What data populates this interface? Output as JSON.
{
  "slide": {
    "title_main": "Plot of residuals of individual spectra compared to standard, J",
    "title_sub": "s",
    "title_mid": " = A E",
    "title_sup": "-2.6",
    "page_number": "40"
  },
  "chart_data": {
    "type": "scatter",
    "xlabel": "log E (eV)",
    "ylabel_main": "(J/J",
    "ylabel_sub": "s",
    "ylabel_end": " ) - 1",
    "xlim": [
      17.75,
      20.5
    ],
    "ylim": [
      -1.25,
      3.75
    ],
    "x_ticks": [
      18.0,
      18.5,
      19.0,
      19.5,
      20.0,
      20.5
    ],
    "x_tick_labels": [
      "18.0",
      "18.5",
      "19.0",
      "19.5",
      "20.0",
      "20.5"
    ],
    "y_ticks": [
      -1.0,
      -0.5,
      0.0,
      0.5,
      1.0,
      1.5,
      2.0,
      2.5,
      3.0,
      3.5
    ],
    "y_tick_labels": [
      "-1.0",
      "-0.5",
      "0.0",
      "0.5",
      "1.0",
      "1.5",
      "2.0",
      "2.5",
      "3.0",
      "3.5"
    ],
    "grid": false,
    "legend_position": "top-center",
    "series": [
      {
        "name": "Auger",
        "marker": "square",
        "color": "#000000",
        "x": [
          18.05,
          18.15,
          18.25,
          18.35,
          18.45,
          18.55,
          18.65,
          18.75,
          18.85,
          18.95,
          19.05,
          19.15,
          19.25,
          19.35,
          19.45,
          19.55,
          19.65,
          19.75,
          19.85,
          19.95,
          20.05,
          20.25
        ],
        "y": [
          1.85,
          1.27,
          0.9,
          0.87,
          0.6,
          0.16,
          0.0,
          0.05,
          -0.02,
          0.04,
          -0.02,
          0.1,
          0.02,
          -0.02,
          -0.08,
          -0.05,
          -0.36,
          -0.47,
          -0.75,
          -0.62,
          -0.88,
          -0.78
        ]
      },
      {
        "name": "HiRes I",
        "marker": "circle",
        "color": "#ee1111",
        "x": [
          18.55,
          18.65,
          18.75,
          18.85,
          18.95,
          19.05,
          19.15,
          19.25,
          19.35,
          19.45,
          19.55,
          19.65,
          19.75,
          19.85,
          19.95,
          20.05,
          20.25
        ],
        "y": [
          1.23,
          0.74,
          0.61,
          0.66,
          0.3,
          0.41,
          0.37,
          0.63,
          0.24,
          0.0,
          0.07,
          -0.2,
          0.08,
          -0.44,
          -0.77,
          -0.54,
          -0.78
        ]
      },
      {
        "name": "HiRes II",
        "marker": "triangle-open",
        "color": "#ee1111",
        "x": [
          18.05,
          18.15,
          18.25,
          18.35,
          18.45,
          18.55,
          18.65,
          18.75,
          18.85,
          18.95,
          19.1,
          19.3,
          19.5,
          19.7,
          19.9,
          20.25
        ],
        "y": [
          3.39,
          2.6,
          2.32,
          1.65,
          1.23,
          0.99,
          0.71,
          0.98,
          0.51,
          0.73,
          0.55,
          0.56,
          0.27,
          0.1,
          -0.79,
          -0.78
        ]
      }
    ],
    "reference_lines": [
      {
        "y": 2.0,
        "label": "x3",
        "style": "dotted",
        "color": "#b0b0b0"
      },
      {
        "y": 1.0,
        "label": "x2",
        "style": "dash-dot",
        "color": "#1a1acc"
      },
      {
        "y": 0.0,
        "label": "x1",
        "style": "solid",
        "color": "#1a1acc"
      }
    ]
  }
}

Task details —
Look through the entries above for the word "marker". Copy every line where it shows up.

Result of the exercise —
        "marker": "square",
        "marker": "circle",
        "marker": "triangle-open",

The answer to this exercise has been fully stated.